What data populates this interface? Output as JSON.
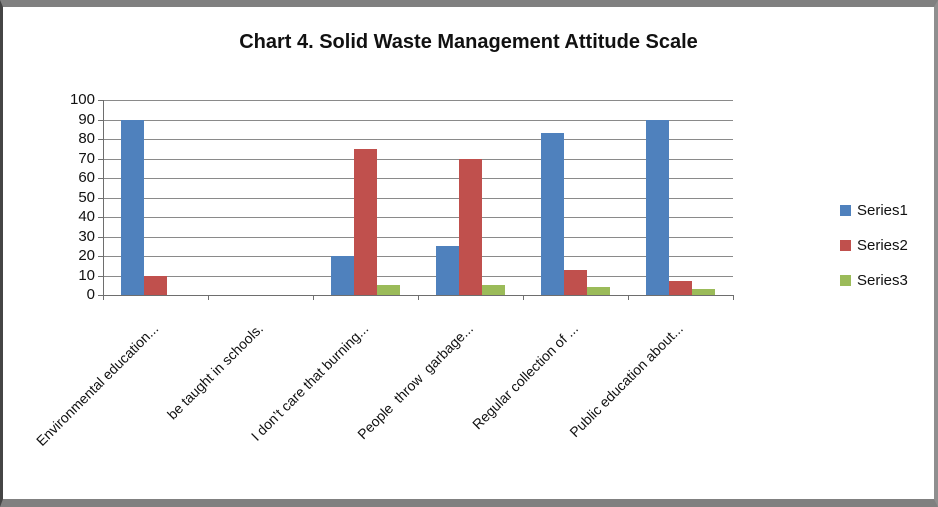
{
  "chart_data": {
    "type": "bar",
    "title": "Chart 4. Solid Waste Management Attitude Scale",
    "categories": [
      "Environmental education...",
      "be taught in schools.",
      "I don’t care that burning...",
      "People  throw  garbage...",
      "Regular collection of ...",
      "Public education about..."
    ],
    "series": [
      {
        "name": "Series1",
        "color": "#4F81BD",
        "values": [
          90,
          0,
          20,
          25,
          83,
          90
        ]
      },
      {
        "name": "Series2",
        "color": "#C0504D",
        "values": [
          10,
          0,
          75,
          70,
          13,
          7
        ]
      },
      {
        "name": "Series3",
        "color": "#9BBB59",
        "values": [
          0,
          0,
          5,
          5,
          4,
          3
        ]
      }
    ],
    "xlabel": "",
    "ylabel": "",
    "ylim": [
      0,
      100
    ],
    "ytick_step": 10,
    "ytick_labels": [
      "0",
      "10",
      "20",
      "30",
      "40",
      "50",
      "60",
      "70",
      "80",
      "90",
      "100"
    ],
    "grid": true,
    "legend_position": "right",
    "colors": {
      "gridline": "#8a8a8a",
      "axis": "#6e6e6e",
      "frame_border": "#808080"
    }
  }
}
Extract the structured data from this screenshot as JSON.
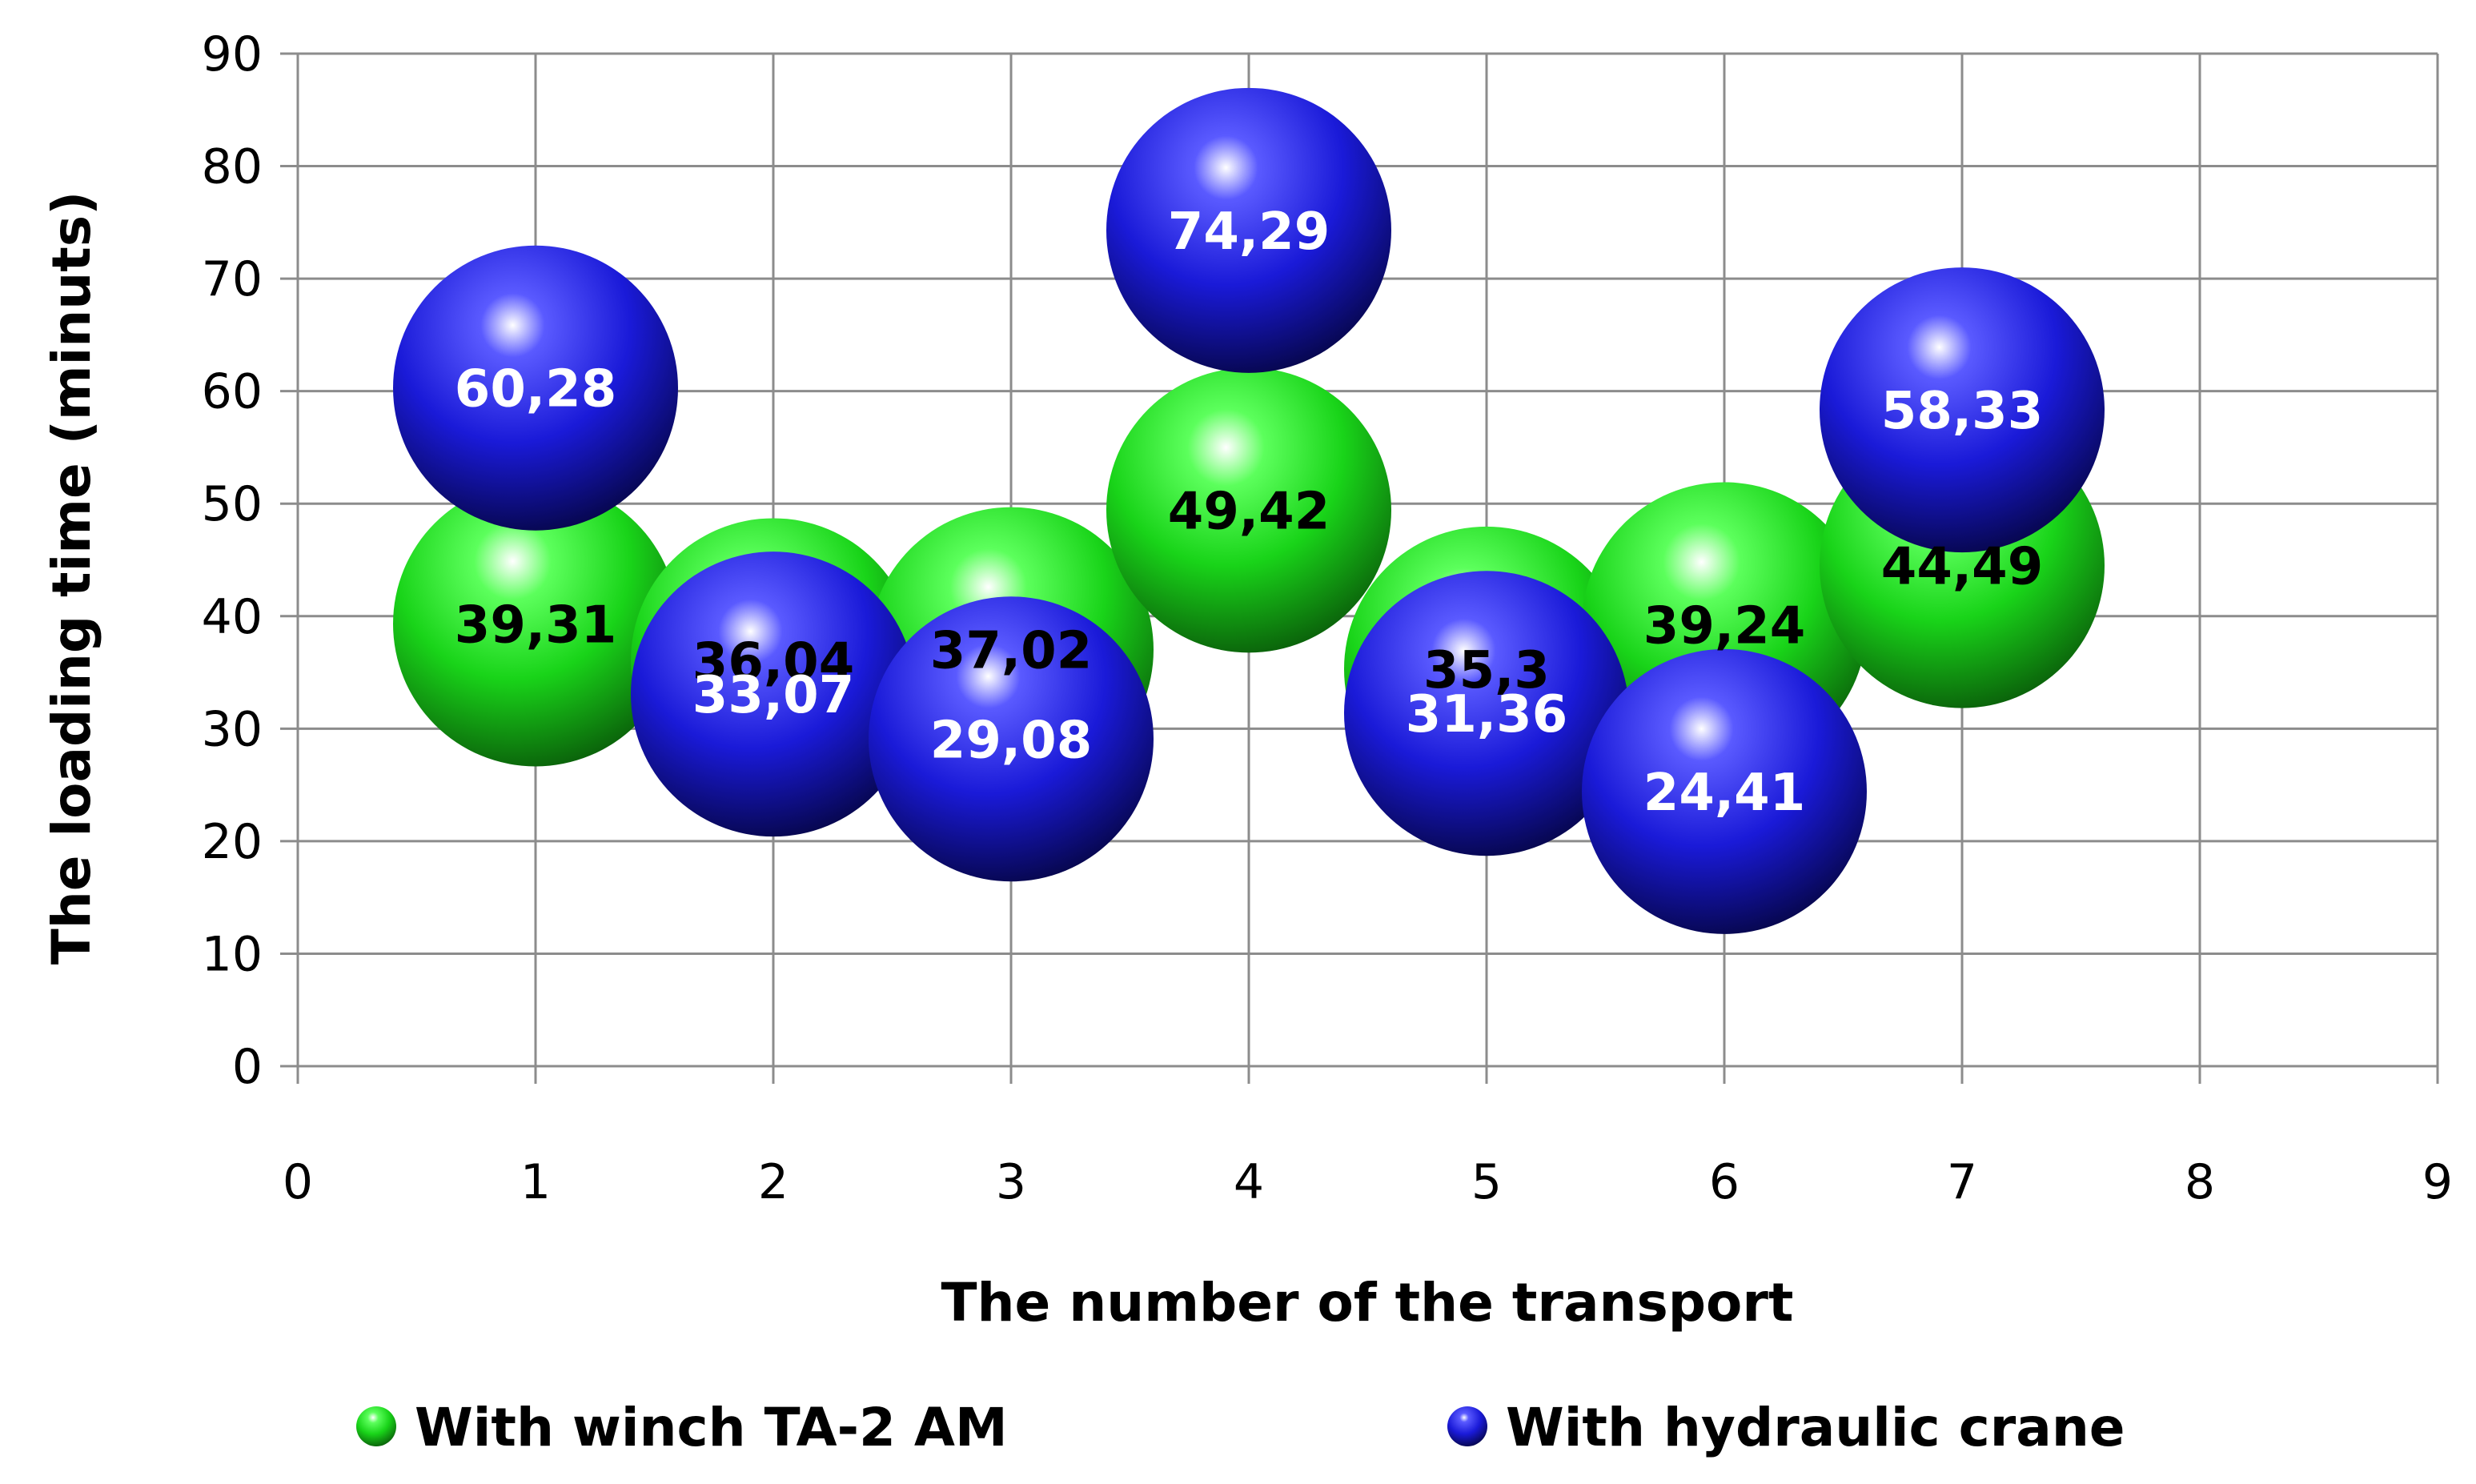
{
  "chart_data": {
    "type": "bubble",
    "title": "",
    "xlabel": "The number of the transport",
    "ylabel": "The loading time (minuts)",
    "xlim": [
      0,
      9
    ],
    "ylim": [
      0,
      90
    ],
    "x_ticks": [
      "0",
      "1",
      "2",
      "3",
      "4",
      "5",
      "6",
      "7",
      "8",
      "9"
    ],
    "y_ticks": [
      "0",
      "10",
      "20",
      "30",
      "40",
      "50",
      "60",
      "70",
      "80",
      "90"
    ],
    "grid": true,
    "legend_position": "bottom",
    "series": [
      {
        "name": "With winch TA-2 AM",
        "color": "#19d419",
        "label_color": "#000000",
        "points": [
          {
            "x": 1,
            "y": 39.31,
            "label": "39,31"
          },
          {
            "x": 2,
            "y": 36.04,
            "label": "36,04"
          },
          {
            "x": 3,
            "y": 37.02,
            "label": "37,02"
          },
          {
            "x": 4,
            "y": 49.42,
            "label": "49,42"
          },
          {
            "x": 5,
            "y": 35.3,
            "label": "35,3"
          },
          {
            "x": 6,
            "y": 39.24,
            "label": "39,24"
          },
          {
            "x": 7,
            "y": 44.49,
            "label": "44,49"
          }
        ]
      },
      {
        "name": "With hydraulic crane",
        "color": "#1a1ad8",
        "label_color": "#ffffff",
        "points": [
          {
            "x": 1,
            "y": 60.28,
            "label": "60,28"
          },
          {
            "x": 2,
            "y": 33.07,
            "label": "33,07"
          },
          {
            "x": 3,
            "y": 29.08,
            "label": "29,08"
          },
          {
            "x": 4,
            "y": 74.29,
            "label": "74,29"
          },
          {
            "x": 5,
            "y": 31.36,
            "label": "31,36"
          },
          {
            "x": 6,
            "y": 24.41,
            "label": "24,41"
          },
          {
            "x": 7,
            "y": 58.33,
            "label": "58,33"
          }
        ]
      }
    ]
  }
}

··········

→ **WHAT THE TASK ASKS**
In the entries above, find each line with the string "education" and copy it.

→ **PROBLEM SOLUTION**
      "Environmental education...",
      "Public education about..."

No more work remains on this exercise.